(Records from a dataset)
^^^^^^^^

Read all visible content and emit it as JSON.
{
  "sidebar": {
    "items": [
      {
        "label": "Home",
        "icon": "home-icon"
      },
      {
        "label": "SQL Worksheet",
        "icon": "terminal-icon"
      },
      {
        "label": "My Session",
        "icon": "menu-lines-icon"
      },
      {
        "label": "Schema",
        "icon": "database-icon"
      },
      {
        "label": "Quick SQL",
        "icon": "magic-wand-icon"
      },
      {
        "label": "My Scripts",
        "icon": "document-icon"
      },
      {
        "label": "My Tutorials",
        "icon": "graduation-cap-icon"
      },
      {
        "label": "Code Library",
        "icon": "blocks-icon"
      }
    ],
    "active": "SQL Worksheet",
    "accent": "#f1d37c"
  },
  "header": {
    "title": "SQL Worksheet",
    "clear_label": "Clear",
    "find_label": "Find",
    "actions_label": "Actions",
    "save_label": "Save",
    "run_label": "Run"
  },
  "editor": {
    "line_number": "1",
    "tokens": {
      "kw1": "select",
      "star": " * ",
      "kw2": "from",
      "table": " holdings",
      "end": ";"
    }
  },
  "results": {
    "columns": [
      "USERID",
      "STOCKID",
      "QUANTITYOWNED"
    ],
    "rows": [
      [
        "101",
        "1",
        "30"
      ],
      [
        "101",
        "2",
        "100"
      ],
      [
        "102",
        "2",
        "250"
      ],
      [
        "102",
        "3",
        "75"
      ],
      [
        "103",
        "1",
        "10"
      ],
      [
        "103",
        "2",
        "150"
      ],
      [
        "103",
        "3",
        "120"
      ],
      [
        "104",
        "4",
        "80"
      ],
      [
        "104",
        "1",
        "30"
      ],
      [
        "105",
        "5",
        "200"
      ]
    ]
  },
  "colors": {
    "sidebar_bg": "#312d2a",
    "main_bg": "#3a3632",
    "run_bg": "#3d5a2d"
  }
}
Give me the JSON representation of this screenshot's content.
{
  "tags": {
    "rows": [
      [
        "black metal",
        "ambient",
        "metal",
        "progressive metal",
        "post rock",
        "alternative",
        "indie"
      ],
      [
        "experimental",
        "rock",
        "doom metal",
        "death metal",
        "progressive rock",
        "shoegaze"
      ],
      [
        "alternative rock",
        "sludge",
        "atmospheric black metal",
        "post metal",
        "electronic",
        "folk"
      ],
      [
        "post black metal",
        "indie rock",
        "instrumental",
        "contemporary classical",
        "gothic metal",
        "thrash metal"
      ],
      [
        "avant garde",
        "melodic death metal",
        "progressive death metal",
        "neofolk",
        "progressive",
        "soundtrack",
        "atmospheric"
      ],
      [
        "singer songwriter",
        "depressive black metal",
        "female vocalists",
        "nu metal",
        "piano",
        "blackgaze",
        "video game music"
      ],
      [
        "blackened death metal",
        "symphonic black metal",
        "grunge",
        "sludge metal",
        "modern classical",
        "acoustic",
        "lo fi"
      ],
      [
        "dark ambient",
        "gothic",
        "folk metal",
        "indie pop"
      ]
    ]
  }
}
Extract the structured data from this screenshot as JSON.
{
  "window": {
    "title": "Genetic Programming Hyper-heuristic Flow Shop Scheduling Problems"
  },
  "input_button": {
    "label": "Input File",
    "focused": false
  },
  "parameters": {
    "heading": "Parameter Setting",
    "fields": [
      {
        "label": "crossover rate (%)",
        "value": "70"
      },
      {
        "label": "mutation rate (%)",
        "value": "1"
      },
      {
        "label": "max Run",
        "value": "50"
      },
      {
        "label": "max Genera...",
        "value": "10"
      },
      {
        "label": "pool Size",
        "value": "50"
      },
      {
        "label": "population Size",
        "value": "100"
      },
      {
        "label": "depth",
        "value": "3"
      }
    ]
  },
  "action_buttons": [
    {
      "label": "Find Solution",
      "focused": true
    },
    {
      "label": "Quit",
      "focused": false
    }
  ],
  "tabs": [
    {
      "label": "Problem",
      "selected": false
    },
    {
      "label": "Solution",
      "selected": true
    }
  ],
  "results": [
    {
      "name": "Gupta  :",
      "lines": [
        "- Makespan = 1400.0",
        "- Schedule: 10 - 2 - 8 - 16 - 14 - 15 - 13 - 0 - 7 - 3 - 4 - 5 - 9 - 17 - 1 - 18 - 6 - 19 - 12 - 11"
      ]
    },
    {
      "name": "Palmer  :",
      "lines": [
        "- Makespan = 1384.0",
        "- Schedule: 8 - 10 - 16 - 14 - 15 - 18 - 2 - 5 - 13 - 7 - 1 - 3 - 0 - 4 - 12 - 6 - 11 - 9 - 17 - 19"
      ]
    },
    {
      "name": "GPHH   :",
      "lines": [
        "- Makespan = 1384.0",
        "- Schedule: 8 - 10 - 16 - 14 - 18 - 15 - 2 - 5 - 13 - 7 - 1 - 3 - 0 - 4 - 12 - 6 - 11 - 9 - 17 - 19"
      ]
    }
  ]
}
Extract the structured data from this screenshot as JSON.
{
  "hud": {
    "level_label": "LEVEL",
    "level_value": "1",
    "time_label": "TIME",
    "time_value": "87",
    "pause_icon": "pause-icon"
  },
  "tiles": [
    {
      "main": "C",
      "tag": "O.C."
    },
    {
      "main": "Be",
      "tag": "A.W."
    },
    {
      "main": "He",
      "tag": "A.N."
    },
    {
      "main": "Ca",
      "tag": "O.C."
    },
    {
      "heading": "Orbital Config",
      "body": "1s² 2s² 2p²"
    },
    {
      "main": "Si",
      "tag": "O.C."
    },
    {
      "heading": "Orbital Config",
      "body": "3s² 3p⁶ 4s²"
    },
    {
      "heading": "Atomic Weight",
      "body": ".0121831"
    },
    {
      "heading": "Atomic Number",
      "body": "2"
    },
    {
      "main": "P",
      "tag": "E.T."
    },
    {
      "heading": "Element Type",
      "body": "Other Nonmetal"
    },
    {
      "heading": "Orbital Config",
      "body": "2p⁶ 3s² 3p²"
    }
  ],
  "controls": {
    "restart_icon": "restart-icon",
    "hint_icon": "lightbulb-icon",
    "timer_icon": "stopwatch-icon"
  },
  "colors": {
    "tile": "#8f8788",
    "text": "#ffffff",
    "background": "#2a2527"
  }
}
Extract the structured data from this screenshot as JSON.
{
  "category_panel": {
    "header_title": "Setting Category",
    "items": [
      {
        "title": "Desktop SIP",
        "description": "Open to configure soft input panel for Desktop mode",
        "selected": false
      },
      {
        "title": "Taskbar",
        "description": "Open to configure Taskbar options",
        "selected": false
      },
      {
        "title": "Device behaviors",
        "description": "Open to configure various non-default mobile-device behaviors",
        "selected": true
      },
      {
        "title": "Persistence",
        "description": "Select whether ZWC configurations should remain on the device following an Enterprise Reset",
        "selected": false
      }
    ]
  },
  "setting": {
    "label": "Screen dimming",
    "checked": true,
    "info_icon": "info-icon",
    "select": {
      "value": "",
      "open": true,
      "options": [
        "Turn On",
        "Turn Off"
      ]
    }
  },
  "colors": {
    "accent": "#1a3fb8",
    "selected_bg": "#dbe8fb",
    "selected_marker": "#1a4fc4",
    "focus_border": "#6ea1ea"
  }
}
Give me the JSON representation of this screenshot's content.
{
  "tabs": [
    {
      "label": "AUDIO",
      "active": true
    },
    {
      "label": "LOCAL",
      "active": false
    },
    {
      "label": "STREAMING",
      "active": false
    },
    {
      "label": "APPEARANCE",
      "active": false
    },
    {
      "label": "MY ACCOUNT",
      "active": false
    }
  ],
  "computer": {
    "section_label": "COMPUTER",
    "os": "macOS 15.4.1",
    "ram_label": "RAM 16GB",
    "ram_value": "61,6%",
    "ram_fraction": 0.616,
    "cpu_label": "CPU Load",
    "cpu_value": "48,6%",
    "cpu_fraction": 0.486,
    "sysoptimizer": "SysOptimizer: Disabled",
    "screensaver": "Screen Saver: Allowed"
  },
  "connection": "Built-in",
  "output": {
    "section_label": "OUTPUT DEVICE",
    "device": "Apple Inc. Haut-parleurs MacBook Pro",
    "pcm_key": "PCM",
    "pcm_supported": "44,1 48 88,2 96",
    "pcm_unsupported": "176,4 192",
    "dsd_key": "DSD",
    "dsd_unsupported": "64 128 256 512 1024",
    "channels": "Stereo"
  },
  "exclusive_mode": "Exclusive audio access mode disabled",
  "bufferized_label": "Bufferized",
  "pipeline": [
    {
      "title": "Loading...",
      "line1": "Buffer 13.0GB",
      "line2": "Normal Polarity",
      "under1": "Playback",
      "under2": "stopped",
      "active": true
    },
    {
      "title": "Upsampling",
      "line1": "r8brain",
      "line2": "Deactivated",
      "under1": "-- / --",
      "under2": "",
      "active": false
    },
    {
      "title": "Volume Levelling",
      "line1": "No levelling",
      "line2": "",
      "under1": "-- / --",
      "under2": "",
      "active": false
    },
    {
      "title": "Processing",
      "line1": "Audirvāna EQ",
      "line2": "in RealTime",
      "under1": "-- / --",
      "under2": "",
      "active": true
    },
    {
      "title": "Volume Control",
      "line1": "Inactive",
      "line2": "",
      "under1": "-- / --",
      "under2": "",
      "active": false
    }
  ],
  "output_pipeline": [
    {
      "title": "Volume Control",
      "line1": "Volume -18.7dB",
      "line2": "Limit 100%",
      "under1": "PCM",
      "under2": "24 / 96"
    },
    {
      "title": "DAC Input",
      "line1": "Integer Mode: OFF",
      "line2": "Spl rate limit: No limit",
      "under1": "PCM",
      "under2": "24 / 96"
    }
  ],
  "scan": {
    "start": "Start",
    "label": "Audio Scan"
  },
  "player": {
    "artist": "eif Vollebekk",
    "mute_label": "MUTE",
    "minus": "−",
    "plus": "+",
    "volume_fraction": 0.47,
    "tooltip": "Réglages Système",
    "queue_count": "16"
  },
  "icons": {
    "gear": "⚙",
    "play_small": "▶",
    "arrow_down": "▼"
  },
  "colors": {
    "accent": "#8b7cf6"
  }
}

^^^^^^^^

**AIM OF THE EXERCISE**
Copy every line from the records above that contains the word "heading".

**FULL RESPONSE**
    "heading": "Parameter Setting",
      "heading": "Orbital Config",
      "heading": "Orbital Config",
      "heading": "Atomic Weight",
      "heading": "Atomic Number",
      "heading": "Element Type",
      "heading": "Orbital Config",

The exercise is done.